== GIVEN RECORDS ==

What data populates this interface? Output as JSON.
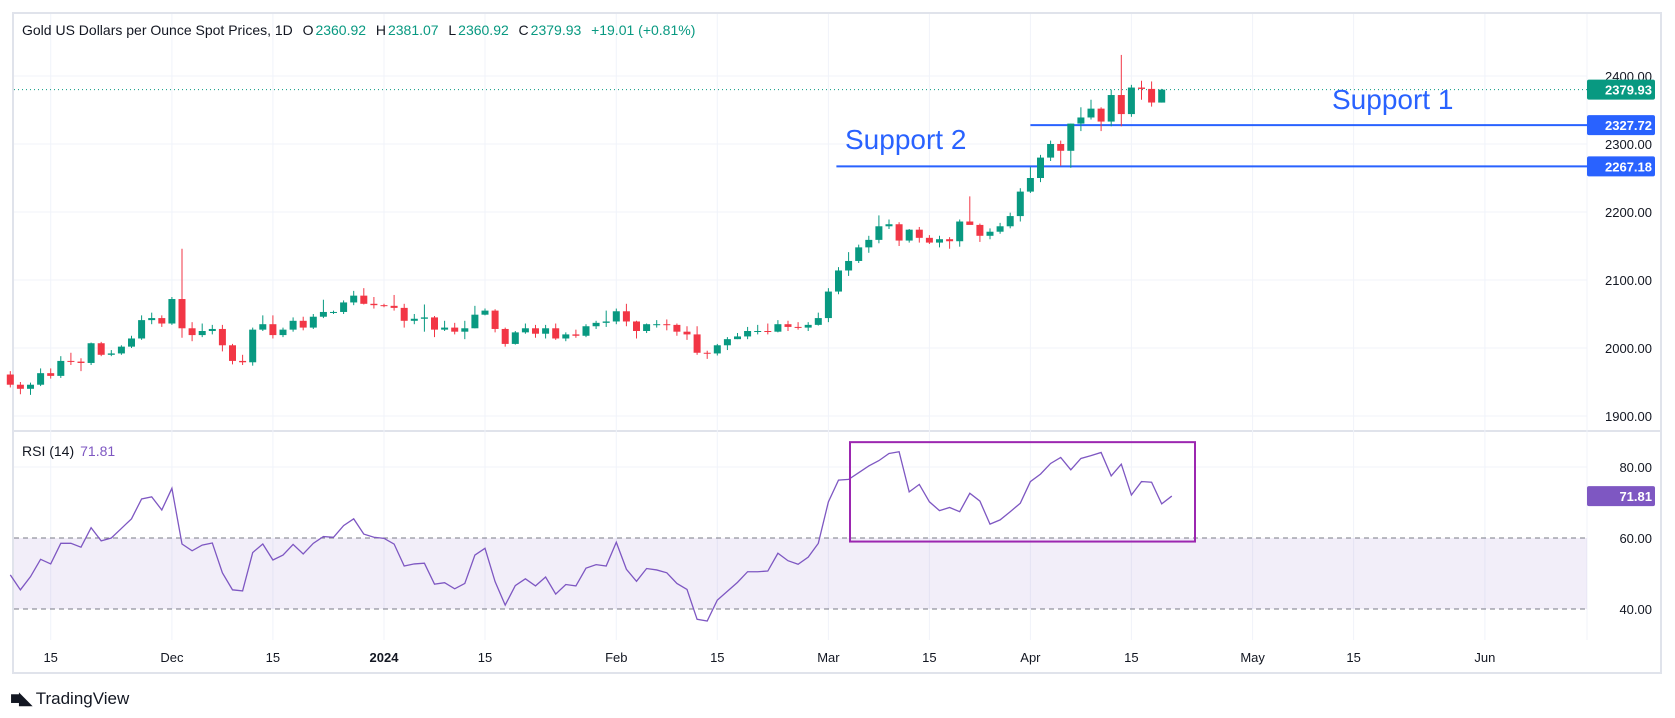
{
  "header": {
    "title": "Gold US Dollars per Ounce Spot Prices, 1D",
    "open_label": "O",
    "open": "2360.92",
    "high_label": "H",
    "high": "2381.07",
    "low_label": "L",
    "low": "2360.92",
    "close_label": "C",
    "close": "2379.93",
    "change": "+19.01 (+0.81%)"
  },
  "annotations": {
    "support1": "Support 1",
    "support2": "Support 2"
  },
  "rsi_legend": {
    "label": "RSI (14)",
    "value": "71.81"
  },
  "footer": {
    "brand": "TradingView",
    "logo_mark": "TV"
  },
  "colors": {
    "up": "#089981",
    "down": "#f23645",
    "rsi": "#7e57c2",
    "support": "#2962ff",
    "box": "#9c27b0"
  },
  "chart_data": [
    {
      "type": "candlestick",
      "title": "Gold US Dollars per Ounce Spot Prices, 1D",
      "ylim": [
        1870,
        2440
      ],
      "yticks": [
        "2400.00",
        "2300.00",
        "2200.00",
        "2100.00",
        "2000.00",
        "1900.00"
      ],
      "ytick_values": [
        2400,
        2300,
        2200,
        2100,
        2000,
        1900
      ],
      "last_price": {
        "value": 2379.93,
        "label": "2379.93"
      },
      "support_lines": [
        {
          "name": "Support 1",
          "value": 2327.72,
          "label": "2327.72",
          "from_date": "2024-04-01"
        },
        {
          "name": "Support 2",
          "value": 2267.18,
          "label": "2267.18",
          "from_date": "2024-03-01"
        }
      ],
      "xticks": [
        {
          "label": "15",
          "date": "2023-11-15"
        },
        {
          "label": "Dec",
          "date": "2023-12-01"
        },
        {
          "label": "15",
          "date": "2023-12-15"
        },
        {
          "label": "2024",
          "date": "2024-01-01",
          "bold": true
        },
        {
          "label": "15",
          "date": "2024-01-15"
        },
        {
          "label": "Feb",
          "date": "2024-02-01"
        },
        {
          "label": "15",
          "date": "2024-02-15"
        },
        {
          "label": "Mar",
          "date": "2024-03-01"
        },
        {
          "label": "15",
          "date": "2024-03-15"
        },
        {
          "label": "Apr",
          "date": "2024-04-01"
        },
        {
          "label": "15",
          "date": "2024-04-15"
        },
        {
          "label": "May",
          "date": "2024-05-01"
        },
        {
          "label": "15",
          "date": "2024-05-15"
        },
        {
          "label": "Jun",
          "date": "2024-06-03"
        }
      ],
      "xtick_bar_index": [
        4,
        16,
        26,
        37,
        47,
        60,
        70,
        81,
        91,
        101,
        111,
        123,
        133,
        146
      ],
      "ohlc": [
        [
          1961,
          1966,
          1942,
          1946
        ],
        [
          1946,
          1950,
          1932,
          1940
        ],
        [
          1940,
          1949,
          1931,
          1946
        ],
        [
          1946,
          1970,
          1944,
          1963
        ],
        [
          1963,
          1970,
          1955,
          1959
        ],
        [
          1959,
          1988,
          1956,
          1981
        ],
        [
          1981,
          1993,
          1975,
          1980
        ],
        [
          1980,
          1985,
          1966,
          1978
        ],
        [
          1978,
          2008,
          1975,
          2007
        ],
        [
          2007,
          2009,
          1988,
          1990
        ],
        [
          1990,
          1997,
          1988,
          1992
        ],
        [
          1992,
          2004,
          1990,
          2002
        ],
        [
          2002,
          2018,
          2000,
          2014
        ],
        [
          2014,
          2048,
          2012,
          2041
        ],
        [
          2041,
          2052,
          2035,
          2044
        ],
        [
          2044,
          2048,
          2031,
          2036
        ],
        [
          2036,
          2075,
          2034,
          2072
        ],
        [
          2072,
          2146,
          2015,
          2029
        ],
        [
          2029,
          2038,
          2010,
          2019
        ],
        [
          2019,
          2036,
          2016,
          2025
        ],
        [
          2025,
          2034,
          2020,
          2028
        ],
        [
          2028,
          2034,
          1995,
          2004
        ],
        [
          2004,
          2006,
          1976,
          1981
        ],
        [
          1981,
          1990,
          1975,
          1979
        ],
        [
          1979,
          2030,
          1974,
          2027
        ],
        [
          2027,
          2048,
          2025,
          2035
        ],
        [
          2035,
          2048,
          2014,
          2019
        ],
        [
          2019,
          2030,
          2016,
          2027
        ],
        [
          2027,
          2045,
          2024,
          2040
        ],
        [
          2040,
          2046,
          2026,
          2030
        ],
        [
          2030,
          2050,
          2028,
          2046
        ],
        [
          2046,
          2071,
          2044,
          2053
        ],
        [
          2053,
          2055,
          2050,
          2053
        ],
        [
          2053,
          2070,
          2050,
          2067
        ],
        [
          2067,
          2084,
          2063,
          2077
        ],
        [
          2077,
          2088,
          2064,
          2065
        ],
        [
          2065,
          2075,
          2058,
          2063
        ],
        [
          2063,
          2065,
          2060,
          2062
        ],
        [
          2062,
          2078,
          2055,
          2059
        ],
        [
          2059,
          2065,
          2030,
          2040
        ],
        [
          2040,
          2050,
          2035,
          2043
        ],
        [
          2043,
          2064,
          2024,
          2045
        ],
        [
          2045,
          2047,
          2016,
          2027
        ],
        [
          2027,
          2040,
          2025,
          2030
        ],
        [
          2030,
          2037,
          2020,
          2024
        ],
        [
          2024,
          2040,
          2013,
          2029
        ],
        [
          2029,
          2062,
          2029,
          2049
        ],
        [
          2049,
          2058,
          2048,
          2055
        ],
        [
          2055,
          2057,
          2023,
          2028
        ],
        [
          2028,
          2030,
          2002,
          2006
        ],
        [
          2006,
          2025,
          2005,
          2023
        ],
        [
          2023,
          2036,
          2021,
          2029
        ],
        [
          2029,
          2034,
          2015,
          2021
        ],
        [
          2021,
          2034,
          2014,
          2029
        ],
        [
          2029,
          2036,
          2012,
          2014
        ],
        [
          2014,
          2023,
          2010,
          2020
        ],
        [
          2020,
          2027,
          2015,
          2018
        ],
        [
          2018,
          2035,
          2016,
          2032
        ],
        [
          2032,
          2040,
          2028,
          2037
        ],
        [
          2037,
          2055,
          2031,
          2039
        ],
        [
          2039,
          2058,
          2035,
          2054
        ],
        [
          2054,
          2065,
          2032,
          2039
        ],
        [
          2039,
          2040,
          2014,
          2025
        ],
        [
          2025,
          2036,
          2022,
          2035
        ],
        [
          2035,
          2041,
          2030,
          2035
        ],
        [
          2035,
          2042,
          2026,
          2034
        ],
        [
          2034,
          2036,
          2018,
          2024
        ],
        [
          2024,
          2032,
          2012,
          2020
        ],
        [
          2020,
          2032,
          1990,
          1993
        ],
        [
          1993,
          1996,
          1984,
          1992
        ],
        [
          1992,
          2006,
          1989,
          2004
        ],
        [
          2004,
          2016,
          1997,
          2013
        ],
        [
          2013,
          2022,
          2013,
          2017
        ],
        [
          2017,
          2031,
          2013,
          2025
        ],
        [
          2025,
          2034,
          2020,
          2025
        ],
        [
          2025,
          2036,
          2020,
          2024
        ],
        [
          2024,
          2041,
          2023,
          2035
        ],
        [
          2035,
          2040,
          2025,
          2031
        ],
        [
          2031,
          2038,
          2027,
          2030
        ],
        [
          2030,
          2038,
          2025,
          2034
        ],
        [
          2034,
          2052,
          2033,
          2044
        ],
        [
          2044,
          2088,
          2038,
          2083
        ],
        [
          2083,
          2119,
          2079,
          2114
        ],
        [
          2114,
          2141,
          2106,
          2128
        ],
        [
          2128,
          2152,
          2125,
          2148
        ],
        [
          2148,
          2165,
          2140,
          2159
        ],
        [
          2159,
          2195,
          2154,
          2179
        ],
        [
          2179,
          2189,
          2175,
          2182
        ],
        [
          2182,
          2185,
          2150,
          2158
        ],
        [
          2158,
          2175,
          2155,
          2174
        ],
        [
          2174,
          2178,
          2155,
          2162
        ],
        [
          2162,
          2166,
          2153,
          2155
        ],
        [
          2155,
          2165,
          2148,
          2160
        ],
        [
          2160,
          2163,
          2146,
          2157
        ],
        [
          2157,
          2189,
          2149,
          2186
        ],
        [
          2186,
          2223,
          2183,
          2181
        ],
        [
          2181,
          2183,
          2156,
          2165
        ],
        [
          2165,
          2176,
          2160,
          2171
        ],
        [
          2171,
          2184,
          2168,
          2179
        ],
        [
          2179,
          2199,
          2176,
          2194
        ],
        [
          2194,
          2235,
          2186,
          2230
        ],
        [
          2230,
          2266,
          2228,
          2250
        ],
        [
          2250,
          2284,
          2244,
          2280
        ],
        [
          2280,
          2305,
          2275,
          2300
        ],
        [
          2300,
          2305,
          2268,
          2290
        ],
        [
          2290,
          2330,
          2265,
          2330
        ],
        [
          2330,
          2354,
          2319,
          2339
        ],
        [
          2339,
          2365,
          2336,
          2352
        ],
        [
          2352,
          2354,
          2319,
          2333
        ],
        [
          2333,
          2380,
          2326,
          2372
        ],
        [
          2372,
          2431,
          2326,
          2344
        ],
        [
          2344,
          2387,
          2340,
          2383
        ],
        [
          2383,
          2393,
          2365,
          2381
        ],
        [
          2381,
          2392,
          2355,
          2361
        ],
        [
          2360.92,
          2381.07,
          2360.92,
          2379.93
        ]
      ],
      "first_date": "2023-11-09",
      "last_date": "2024-04-18"
    },
    {
      "type": "line",
      "title": "RSI (14)",
      "ylim": [
        33,
        90
      ],
      "yticks": [
        "80.00",
        "60.00",
        "40.00"
      ],
      "ytick_values": [
        80,
        60,
        40
      ],
      "bands": {
        "upper": 60,
        "lower": 40
      },
      "last_value": {
        "value": 71.81,
        "label": "71.81"
      },
      "highlight_box": {
        "from_date": "2024-03-05",
        "to_date": "2024-04-23",
        "rsi_range": [
          59,
          87
        ]
      },
      "values": [
        49.6,
        45.4,
        49.1,
        54,
        52.7,
        58.5,
        58.5,
        57.4,
        62.9,
        59.2,
        60,
        62.7,
        65.4,
        71,
        71.6,
        67.9,
        74,
        58.3,
        56.4,
        58,
        58.6,
        50.2,
        45.4,
        45.1,
        55.9,
        58.3,
        53.8,
        55.2,
        58.2,
        55.5,
        58.5,
        60.4,
        60.2,
        63.5,
        65.4,
        61.1,
        60.2,
        59.9,
        58.3,
        52.1,
        52.7,
        52.9,
        47,
        47.4,
        45.7,
        47.2,
        55.2,
        57.1,
        47.7,
        41.1,
        46.6,
        48.5,
        46.5,
        49,
        44.2,
        46.9,
        46.5,
        51.5,
        52.5,
        52.1,
        58.8,
        51.2,
        47.8,
        51.4,
        51,
        50.2,
        47.2,
        45.5,
        37.1,
        36.6,
        42.5,
        45,
        47.5,
        50.5,
        50.5,
        50.7,
        55.7,
        53.6,
        52.6,
        54.6,
        58.5,
        70.2,
        76.3,
        76.5,
        78.4,
        80.3,
        81.8,
        83.8,
        84.3,
        73,
        75.1,
        70.2,
        67.7,
        68.6,
        67.4,
        72.6,
        70.4,
        63.9,
        65.1,
        67.4,
        69.8,
        75.9,
        78,
        81,
        82.7,
        79.2,
        82.4,
        83.2,
        84.1,
        77.5,
        80.8,
        72.1,
        75.9,
        75.7,
        69.6,
        71.81
      ]
    }
  ]
}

===

◆ **WHAT YOU NEED TO DO**
Work out how many lines of the data above contain the string "Ounce" and give the number alone.

◆ **WRITTEN SOLUTION**
2